**GIVEN RECORDS**
>>>>

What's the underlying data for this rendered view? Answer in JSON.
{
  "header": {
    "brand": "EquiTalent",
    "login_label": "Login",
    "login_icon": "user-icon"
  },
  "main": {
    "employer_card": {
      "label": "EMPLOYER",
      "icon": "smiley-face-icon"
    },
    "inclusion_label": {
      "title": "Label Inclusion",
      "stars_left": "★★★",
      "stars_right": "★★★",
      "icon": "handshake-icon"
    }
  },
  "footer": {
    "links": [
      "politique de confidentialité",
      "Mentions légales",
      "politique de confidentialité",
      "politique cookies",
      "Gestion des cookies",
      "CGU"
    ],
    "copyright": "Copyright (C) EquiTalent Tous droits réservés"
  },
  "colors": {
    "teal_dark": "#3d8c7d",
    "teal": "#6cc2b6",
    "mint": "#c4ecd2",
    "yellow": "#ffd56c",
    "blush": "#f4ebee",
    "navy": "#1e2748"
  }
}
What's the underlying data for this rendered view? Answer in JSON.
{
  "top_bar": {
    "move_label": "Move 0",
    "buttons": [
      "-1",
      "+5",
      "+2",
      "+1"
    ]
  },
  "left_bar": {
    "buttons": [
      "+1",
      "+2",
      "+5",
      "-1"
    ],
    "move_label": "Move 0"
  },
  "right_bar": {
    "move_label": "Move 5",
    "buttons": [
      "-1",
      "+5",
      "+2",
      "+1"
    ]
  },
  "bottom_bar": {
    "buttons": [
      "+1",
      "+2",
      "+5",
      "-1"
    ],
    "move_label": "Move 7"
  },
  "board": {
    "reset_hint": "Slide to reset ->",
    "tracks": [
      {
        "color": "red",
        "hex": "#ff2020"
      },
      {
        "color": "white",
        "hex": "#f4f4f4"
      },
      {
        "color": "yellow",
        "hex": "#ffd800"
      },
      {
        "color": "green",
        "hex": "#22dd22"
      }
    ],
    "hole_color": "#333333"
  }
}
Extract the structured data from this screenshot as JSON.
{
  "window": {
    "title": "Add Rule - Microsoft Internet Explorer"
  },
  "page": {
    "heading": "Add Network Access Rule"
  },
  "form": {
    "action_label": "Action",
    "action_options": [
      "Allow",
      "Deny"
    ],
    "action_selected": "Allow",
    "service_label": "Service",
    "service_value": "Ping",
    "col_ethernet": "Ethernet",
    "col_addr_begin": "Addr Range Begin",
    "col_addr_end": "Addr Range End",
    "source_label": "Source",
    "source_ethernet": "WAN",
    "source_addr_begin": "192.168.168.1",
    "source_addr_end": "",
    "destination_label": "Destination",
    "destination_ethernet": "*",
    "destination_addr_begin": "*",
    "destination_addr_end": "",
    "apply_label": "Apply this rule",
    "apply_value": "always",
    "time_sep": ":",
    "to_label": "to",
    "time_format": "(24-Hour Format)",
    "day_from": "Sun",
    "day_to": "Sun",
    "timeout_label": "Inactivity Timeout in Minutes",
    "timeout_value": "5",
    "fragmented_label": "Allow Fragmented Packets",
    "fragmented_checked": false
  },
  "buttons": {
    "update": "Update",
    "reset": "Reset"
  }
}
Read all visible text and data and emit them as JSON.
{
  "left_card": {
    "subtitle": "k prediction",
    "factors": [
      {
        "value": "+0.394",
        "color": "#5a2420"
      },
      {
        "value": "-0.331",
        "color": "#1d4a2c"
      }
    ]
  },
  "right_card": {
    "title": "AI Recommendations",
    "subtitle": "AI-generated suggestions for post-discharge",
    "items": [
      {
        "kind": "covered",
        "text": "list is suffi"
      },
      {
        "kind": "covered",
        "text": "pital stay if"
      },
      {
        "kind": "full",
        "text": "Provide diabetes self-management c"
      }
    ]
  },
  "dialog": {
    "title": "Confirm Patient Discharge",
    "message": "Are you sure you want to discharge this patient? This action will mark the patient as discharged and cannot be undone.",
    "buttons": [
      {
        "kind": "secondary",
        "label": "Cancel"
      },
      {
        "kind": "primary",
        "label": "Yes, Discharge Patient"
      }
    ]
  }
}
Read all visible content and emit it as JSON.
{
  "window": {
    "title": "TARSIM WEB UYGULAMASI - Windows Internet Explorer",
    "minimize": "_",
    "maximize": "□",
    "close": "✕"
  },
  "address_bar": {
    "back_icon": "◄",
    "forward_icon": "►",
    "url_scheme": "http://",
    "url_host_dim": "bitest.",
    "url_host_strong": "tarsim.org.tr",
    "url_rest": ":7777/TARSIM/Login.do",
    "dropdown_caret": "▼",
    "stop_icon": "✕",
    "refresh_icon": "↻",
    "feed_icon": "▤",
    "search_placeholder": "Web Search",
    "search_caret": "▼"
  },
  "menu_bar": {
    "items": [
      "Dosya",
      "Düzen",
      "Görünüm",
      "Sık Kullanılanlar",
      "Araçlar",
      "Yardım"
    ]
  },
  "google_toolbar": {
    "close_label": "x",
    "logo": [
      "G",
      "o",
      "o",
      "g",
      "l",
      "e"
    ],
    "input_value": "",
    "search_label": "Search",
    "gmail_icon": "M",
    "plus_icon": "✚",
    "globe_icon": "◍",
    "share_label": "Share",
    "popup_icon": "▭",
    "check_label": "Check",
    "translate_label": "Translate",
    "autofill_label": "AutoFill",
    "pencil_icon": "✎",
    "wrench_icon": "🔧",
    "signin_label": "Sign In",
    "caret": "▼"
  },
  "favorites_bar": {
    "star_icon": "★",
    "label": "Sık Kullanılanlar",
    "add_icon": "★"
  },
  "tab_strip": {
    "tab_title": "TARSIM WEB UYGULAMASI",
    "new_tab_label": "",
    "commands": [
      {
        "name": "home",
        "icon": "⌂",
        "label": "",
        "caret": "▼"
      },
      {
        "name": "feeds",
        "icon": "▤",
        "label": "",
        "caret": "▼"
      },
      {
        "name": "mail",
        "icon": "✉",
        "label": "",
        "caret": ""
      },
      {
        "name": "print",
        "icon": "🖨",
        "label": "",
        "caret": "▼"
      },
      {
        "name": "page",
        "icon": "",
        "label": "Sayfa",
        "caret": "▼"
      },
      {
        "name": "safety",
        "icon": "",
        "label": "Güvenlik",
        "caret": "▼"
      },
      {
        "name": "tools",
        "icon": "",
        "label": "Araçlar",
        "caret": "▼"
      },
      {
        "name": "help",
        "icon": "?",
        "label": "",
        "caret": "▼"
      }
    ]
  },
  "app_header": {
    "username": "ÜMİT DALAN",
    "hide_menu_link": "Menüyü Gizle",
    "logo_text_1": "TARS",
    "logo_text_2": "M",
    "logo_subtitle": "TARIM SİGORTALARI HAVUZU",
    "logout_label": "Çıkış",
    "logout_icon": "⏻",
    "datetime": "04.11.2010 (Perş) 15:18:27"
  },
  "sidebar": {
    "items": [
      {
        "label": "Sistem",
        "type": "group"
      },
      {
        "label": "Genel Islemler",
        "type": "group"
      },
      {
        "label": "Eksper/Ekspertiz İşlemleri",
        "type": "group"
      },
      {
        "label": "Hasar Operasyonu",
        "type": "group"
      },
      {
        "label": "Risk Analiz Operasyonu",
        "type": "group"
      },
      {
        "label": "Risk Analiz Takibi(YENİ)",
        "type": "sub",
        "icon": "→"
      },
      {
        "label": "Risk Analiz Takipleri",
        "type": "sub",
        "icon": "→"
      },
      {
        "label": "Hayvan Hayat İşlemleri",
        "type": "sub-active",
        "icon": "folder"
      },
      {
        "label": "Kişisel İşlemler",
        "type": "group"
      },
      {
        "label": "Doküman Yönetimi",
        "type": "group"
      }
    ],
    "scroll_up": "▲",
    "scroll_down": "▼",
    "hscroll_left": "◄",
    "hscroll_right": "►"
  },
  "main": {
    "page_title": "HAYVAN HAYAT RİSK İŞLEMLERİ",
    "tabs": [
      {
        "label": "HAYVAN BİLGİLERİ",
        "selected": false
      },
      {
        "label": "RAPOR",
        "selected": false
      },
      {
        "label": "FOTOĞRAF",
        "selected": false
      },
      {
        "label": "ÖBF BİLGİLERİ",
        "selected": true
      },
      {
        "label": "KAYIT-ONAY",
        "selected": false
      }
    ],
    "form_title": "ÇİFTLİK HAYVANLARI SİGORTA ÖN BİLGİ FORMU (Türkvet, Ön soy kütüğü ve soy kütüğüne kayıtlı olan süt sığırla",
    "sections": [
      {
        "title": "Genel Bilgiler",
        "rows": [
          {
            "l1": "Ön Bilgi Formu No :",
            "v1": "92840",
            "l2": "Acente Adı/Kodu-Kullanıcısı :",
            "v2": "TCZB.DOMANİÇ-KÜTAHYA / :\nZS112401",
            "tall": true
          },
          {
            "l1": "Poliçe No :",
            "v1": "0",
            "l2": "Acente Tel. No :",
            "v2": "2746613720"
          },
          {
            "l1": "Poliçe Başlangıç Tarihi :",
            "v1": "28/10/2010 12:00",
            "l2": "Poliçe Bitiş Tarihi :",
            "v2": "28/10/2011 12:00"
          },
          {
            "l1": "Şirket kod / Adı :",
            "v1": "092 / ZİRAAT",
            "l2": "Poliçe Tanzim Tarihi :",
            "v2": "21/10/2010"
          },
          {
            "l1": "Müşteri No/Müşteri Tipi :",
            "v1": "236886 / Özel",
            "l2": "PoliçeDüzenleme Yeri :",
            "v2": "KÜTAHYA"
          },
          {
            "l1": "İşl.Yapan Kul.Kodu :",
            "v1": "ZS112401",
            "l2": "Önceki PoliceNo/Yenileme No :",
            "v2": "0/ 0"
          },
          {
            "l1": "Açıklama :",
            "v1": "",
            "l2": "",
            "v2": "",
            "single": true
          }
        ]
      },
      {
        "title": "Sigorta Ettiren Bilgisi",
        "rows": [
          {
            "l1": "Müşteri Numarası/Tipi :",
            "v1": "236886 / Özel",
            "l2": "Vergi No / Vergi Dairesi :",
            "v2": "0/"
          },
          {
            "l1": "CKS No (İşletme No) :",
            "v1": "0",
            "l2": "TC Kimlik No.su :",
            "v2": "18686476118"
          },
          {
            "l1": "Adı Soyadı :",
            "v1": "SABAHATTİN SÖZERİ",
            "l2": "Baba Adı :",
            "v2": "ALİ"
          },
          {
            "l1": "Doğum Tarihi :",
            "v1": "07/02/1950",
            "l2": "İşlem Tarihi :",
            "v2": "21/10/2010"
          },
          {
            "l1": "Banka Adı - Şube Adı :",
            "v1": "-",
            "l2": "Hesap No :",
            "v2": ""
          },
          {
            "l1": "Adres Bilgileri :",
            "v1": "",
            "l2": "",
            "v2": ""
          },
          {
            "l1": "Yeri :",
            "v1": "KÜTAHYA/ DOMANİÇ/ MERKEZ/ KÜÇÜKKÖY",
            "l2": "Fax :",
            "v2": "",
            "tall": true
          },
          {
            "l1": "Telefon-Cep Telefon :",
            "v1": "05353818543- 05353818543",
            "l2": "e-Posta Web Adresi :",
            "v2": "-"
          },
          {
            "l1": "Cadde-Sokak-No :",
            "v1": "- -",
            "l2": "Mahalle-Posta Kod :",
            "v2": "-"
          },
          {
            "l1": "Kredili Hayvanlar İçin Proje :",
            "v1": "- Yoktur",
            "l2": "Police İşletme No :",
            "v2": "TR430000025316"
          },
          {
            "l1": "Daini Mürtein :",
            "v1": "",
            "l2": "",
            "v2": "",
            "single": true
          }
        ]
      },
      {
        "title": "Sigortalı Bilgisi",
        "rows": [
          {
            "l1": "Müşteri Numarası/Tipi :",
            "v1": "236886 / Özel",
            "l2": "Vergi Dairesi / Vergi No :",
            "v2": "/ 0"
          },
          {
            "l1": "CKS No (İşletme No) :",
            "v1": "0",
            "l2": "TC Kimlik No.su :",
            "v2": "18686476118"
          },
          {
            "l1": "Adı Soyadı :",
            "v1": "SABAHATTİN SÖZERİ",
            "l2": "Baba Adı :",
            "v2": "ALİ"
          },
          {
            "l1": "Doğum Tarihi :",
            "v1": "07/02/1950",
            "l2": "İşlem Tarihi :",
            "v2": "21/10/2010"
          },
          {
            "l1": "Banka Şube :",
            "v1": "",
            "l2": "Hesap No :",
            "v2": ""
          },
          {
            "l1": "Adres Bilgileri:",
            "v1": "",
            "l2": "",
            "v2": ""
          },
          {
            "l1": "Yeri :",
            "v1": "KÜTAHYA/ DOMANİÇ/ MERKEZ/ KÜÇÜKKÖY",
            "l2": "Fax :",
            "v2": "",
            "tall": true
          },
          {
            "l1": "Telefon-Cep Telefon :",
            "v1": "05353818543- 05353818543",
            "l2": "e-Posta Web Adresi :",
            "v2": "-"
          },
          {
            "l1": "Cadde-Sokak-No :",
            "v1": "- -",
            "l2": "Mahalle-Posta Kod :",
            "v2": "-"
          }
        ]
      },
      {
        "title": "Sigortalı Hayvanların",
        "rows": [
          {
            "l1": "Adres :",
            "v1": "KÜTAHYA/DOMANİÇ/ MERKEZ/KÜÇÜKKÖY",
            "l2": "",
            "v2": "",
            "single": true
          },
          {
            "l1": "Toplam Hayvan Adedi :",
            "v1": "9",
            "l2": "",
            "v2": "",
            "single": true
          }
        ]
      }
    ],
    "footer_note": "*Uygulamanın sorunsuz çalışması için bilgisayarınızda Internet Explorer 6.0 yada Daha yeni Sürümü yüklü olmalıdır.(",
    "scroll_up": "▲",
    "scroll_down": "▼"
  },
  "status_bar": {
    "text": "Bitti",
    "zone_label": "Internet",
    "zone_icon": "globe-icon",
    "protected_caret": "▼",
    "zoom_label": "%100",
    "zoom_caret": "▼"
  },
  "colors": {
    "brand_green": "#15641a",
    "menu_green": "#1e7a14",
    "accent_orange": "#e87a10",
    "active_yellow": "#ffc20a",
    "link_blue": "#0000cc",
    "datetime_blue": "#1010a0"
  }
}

<<<<

**TASK**
Look through the entries and find each line that has the string "Explorer". Copy those lines.

**SOLUTION TO THE PROBLEM**
    "title": "Add Rule - Microsoft Internet Explorer"
    "title": "TARSIM WEB UYGULAMASI - Windows Internet Explorer",
    "footer_note": "*Uygulamanın sorunsuz çalışması için bilgisayarınızda Internet Explorer 6.0 yada Daha yeni Sürümü yüklü olmalıdır.(",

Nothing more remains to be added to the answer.